* START DATA LISTING *
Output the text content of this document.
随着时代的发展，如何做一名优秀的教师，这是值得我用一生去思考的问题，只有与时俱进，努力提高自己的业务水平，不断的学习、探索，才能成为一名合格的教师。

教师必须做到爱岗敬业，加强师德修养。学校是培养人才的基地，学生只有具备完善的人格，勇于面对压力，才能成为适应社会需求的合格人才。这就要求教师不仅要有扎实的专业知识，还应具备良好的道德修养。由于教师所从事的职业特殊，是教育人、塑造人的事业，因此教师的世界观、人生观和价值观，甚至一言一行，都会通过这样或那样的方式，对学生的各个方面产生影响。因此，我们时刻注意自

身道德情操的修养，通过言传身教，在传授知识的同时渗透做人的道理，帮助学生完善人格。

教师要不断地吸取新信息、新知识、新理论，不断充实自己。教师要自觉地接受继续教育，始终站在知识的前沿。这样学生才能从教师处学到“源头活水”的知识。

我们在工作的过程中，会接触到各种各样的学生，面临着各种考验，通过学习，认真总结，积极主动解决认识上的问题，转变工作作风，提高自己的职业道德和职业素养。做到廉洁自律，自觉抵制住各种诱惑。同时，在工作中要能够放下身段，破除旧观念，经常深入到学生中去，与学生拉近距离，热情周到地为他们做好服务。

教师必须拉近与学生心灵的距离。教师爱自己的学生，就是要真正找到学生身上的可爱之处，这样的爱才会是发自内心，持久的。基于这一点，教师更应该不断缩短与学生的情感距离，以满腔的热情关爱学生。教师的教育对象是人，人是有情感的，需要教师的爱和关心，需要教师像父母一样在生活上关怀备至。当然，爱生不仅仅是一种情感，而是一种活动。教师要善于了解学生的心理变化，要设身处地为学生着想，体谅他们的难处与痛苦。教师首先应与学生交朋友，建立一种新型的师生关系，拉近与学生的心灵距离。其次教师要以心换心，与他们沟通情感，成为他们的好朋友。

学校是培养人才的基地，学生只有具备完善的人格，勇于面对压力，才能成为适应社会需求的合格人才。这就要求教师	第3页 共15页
* END DATA LISTING *
* _WHAT YOU SHOULD DO_: All lines above with "才能成为适应社会需求的合格人才" in them should be returned.

* _TASK OUTPUT_:
教师必须做到爱岗敬业，加强师德修养。学校是培养人才的基地，学生只有具备完善的人格，勇于面对压力，才能成为适应社会需求的合格人才。这就要求教师不仅要有扎实的专业知识，还应具备良好的道德修养。由于教师所从事的职业特殊，是教育人、塑造人的事业，因此教师的世界观、人生观和价值观，甚至一言一行，都会通过这样或那样的方式，对学生的各个方面产生影响。因此，我们时刻注意自
学校是培养人才的基地，学生只有具备完善的人格，勇于面对压力，才能成为适应社会需求的合格人才。这就要求教师	第3页 共15页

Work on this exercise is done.